Task: Could you reproduce, character for character, the listing lines from the one containing "value-label: 132045 bbox=[718, 341, 794, 365]" up to and including the one containing "x-tick-label: 2019 bbox=[437, 452, 488, 476]"?

•••••

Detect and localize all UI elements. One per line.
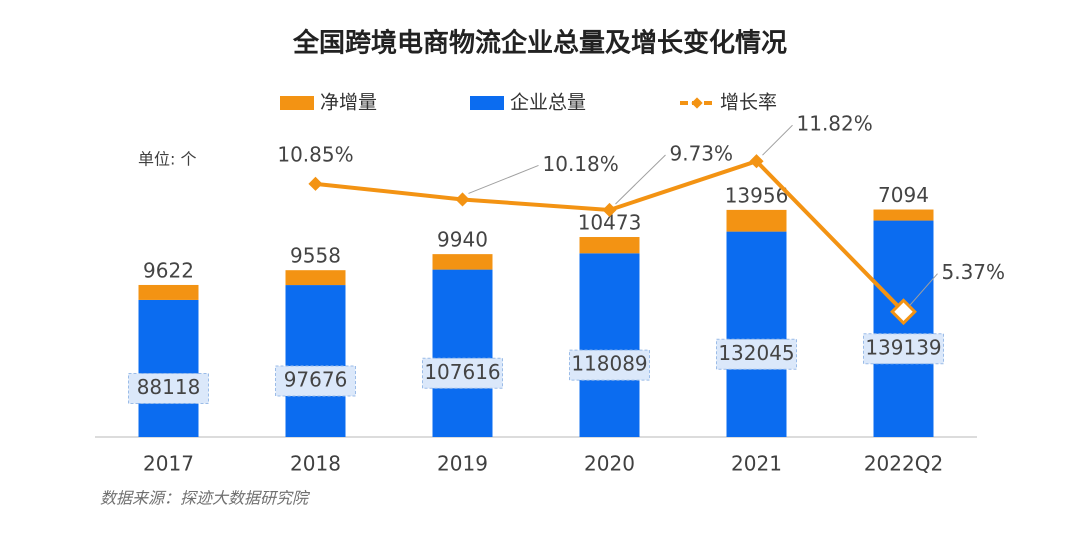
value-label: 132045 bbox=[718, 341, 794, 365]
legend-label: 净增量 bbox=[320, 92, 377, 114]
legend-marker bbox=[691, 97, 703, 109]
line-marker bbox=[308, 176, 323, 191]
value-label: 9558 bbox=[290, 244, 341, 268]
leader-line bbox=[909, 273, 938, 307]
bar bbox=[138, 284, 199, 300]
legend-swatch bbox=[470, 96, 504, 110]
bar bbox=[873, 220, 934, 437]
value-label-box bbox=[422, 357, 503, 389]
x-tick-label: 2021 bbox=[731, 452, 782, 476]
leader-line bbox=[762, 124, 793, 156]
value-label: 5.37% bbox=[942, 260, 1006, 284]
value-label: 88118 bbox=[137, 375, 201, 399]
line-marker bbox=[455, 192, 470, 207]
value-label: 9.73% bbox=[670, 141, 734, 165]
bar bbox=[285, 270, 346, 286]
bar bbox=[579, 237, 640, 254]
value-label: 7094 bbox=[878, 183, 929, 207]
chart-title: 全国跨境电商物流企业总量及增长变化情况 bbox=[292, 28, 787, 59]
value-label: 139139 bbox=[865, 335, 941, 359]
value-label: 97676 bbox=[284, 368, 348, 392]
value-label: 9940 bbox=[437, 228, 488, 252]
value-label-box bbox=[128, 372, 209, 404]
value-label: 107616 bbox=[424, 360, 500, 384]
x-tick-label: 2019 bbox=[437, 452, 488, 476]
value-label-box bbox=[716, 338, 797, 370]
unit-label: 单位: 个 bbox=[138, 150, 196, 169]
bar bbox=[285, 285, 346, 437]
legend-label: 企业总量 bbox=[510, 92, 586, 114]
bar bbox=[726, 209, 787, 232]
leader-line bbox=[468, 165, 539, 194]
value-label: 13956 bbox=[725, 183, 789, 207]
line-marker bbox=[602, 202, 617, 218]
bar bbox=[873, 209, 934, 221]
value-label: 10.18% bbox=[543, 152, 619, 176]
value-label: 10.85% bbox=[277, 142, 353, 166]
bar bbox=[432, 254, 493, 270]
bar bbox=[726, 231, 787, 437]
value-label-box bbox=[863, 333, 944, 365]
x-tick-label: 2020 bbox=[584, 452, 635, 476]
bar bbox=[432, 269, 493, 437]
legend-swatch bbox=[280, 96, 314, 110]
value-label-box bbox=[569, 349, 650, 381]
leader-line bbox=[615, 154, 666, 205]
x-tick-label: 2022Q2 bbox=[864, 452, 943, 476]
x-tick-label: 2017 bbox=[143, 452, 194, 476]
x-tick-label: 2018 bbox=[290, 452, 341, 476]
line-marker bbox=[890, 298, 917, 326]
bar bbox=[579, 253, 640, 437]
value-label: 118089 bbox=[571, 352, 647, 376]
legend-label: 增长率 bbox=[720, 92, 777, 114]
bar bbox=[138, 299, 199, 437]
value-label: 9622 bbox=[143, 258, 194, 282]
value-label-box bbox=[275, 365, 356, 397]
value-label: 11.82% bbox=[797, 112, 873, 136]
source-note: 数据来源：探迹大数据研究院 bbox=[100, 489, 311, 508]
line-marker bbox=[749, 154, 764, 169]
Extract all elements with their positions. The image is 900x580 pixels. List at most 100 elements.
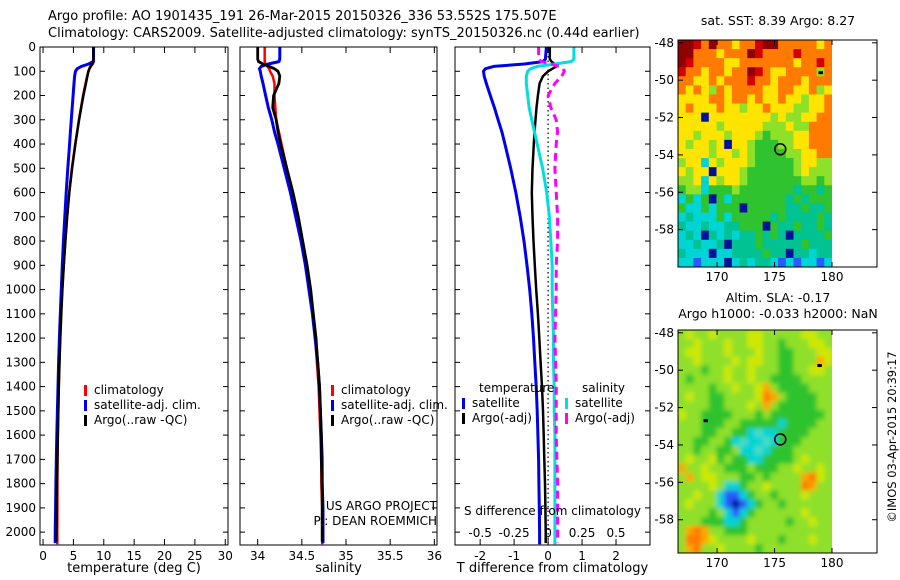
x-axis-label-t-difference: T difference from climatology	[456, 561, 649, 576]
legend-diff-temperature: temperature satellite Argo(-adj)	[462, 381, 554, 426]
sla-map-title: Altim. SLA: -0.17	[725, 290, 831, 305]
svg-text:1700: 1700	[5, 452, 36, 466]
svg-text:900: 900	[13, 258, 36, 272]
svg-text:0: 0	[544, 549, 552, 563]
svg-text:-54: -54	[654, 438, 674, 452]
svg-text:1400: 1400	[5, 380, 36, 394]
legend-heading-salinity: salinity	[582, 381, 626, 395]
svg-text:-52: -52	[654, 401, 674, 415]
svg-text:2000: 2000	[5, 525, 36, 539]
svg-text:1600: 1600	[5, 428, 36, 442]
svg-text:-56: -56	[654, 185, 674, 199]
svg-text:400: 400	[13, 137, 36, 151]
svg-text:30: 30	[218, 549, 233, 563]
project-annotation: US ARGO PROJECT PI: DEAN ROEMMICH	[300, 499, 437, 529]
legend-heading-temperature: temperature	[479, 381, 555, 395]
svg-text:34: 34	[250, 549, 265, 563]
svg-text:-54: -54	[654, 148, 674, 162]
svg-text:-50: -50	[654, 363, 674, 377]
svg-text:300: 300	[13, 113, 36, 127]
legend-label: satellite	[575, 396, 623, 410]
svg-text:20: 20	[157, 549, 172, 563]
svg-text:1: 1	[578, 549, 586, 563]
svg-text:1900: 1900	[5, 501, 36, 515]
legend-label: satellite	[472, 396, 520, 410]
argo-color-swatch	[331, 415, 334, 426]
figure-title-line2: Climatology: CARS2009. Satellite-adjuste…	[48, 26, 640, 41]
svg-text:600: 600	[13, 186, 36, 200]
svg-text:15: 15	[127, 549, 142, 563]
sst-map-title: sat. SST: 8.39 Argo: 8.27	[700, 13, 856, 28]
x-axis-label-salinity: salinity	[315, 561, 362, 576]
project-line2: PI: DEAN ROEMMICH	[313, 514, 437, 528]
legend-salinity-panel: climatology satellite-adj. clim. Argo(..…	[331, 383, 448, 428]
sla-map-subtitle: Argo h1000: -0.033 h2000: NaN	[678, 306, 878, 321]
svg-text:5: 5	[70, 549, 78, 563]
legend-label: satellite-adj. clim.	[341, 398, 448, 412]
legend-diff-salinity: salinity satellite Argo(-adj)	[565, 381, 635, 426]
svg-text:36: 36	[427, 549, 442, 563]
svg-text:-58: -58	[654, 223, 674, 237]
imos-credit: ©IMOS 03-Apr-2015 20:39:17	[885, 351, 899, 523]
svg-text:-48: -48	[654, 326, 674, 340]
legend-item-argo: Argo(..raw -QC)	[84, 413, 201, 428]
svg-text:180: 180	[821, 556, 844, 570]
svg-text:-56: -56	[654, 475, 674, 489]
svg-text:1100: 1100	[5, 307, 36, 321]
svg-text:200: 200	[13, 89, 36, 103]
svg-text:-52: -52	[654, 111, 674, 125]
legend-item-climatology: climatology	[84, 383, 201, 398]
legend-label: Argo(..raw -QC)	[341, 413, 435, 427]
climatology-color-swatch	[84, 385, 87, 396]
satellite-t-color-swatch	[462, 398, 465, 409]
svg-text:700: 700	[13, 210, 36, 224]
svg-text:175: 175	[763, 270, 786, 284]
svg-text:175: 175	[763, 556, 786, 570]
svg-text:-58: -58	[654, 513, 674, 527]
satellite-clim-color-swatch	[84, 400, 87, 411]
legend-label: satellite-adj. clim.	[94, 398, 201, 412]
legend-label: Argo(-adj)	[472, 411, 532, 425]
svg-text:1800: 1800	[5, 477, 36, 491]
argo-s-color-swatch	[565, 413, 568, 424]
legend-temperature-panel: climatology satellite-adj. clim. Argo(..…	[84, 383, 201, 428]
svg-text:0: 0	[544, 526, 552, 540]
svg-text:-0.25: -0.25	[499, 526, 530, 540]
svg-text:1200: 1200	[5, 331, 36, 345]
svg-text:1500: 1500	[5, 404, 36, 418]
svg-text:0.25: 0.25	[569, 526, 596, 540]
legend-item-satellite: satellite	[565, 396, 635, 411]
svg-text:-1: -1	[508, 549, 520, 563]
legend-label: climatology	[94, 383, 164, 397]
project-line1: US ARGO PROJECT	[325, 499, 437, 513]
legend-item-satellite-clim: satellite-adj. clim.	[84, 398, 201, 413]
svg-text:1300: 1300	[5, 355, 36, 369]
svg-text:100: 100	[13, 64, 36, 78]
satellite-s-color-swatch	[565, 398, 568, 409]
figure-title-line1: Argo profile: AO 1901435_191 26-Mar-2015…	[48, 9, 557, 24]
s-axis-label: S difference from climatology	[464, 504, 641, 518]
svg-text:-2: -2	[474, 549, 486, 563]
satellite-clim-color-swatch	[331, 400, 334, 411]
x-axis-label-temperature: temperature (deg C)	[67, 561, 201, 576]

•••••

Task output:
value-label: 132045 bbox=[718, 341, 794, 365]
legend-label: 净增量 bbox=[320, 92, 377, 114]
legend-marker bbox=[691, 97, 703, 109]
line-marker bbox=[308, 176, 323, 191]
value-label: 9558 bbox=[290, 244, 341, 268]
leader-line bbox=[909, 273, 938, 307]
bar bbox=[138, 284, 199, 300]
legend-swatch bbox=[470, 96, 504, 110]
bar bbox=[873, 220, 934, 437]
value-label-box bbox=[422, 357, 503, 389]
x-tick-label: 2021 bbox=[731, 452, 782, 476]
leader-line bbox=[762, 124, 793, 156]
value-label: 5.37% bbox=[942, 260, 1006, 284]
value-label: 88118 bbox=[137, 375, 201, 399]
line-marker bbox=[455, 192, 470, 207]
value-label: 9.73% bbox=[670, 141, 734, 165]
bar bbox=[285, 270, 346, 286]
bar bbox=[579, 237, 640, 254]
value-label: 7094 bbox=[878, 183, 929, 207]
chart-title: 全国跨境电商物流企业总量及增长变化情况 bbox=[292, 28, 787, 59]
value-label: 139139 bbox=[865, 335, 941, 359]
value-label: 97676 bbox=[284, 368, 348, 392]
value-label: 9940 bbox=[437, 228, 488, 252]
value-label-box bbox=[128, 372, 209, 404]
value-label: 107616 bbox=[424, 360, 500, 384]
x-tick-label: 2019 bbox=[437, 452, 488, 476]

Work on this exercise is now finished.